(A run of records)

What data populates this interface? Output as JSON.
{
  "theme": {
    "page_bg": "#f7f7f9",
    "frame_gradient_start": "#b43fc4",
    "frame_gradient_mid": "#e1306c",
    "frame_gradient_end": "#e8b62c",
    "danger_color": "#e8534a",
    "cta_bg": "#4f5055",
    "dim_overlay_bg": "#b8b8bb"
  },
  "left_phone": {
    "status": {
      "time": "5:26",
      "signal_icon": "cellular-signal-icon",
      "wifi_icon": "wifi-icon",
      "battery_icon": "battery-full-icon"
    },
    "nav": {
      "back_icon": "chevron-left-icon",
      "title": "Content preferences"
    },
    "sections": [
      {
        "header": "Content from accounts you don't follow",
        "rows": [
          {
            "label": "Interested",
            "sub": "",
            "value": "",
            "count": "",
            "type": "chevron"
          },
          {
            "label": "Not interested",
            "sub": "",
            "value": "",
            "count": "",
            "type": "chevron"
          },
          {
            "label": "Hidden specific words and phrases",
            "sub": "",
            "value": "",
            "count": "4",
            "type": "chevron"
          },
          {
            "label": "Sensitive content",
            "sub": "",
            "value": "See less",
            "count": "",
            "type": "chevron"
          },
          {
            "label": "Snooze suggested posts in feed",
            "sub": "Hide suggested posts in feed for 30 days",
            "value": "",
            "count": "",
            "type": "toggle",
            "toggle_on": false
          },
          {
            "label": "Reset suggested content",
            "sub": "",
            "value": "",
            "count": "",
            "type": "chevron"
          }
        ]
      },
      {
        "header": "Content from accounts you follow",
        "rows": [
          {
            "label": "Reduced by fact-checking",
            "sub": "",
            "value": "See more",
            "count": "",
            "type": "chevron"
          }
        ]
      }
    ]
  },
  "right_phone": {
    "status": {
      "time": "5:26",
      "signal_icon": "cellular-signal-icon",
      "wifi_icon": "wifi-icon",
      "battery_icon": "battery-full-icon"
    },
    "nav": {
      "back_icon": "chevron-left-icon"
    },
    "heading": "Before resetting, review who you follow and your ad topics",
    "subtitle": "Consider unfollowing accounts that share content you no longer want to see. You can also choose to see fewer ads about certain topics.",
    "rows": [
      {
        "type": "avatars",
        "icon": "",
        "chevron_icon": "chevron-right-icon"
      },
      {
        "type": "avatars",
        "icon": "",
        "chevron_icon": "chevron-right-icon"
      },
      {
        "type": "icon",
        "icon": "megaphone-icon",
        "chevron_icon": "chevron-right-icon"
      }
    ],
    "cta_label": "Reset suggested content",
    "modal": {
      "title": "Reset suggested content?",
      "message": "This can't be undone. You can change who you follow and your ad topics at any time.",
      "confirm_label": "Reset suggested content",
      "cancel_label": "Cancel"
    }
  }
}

▸ **Task directions**: Copy out each line of the entries that holds "suggested".

▸ **Full response**:
            "label": "Snooze suggested posts in feed",
            "sub": "Hide suggested posts in feed for 30 days",
            "label": "Reset suggested content",
    "cta_label": "Reset suggested content",
      "title": "Reset suggested content?",
      "confirm_label": "Reset suggested content",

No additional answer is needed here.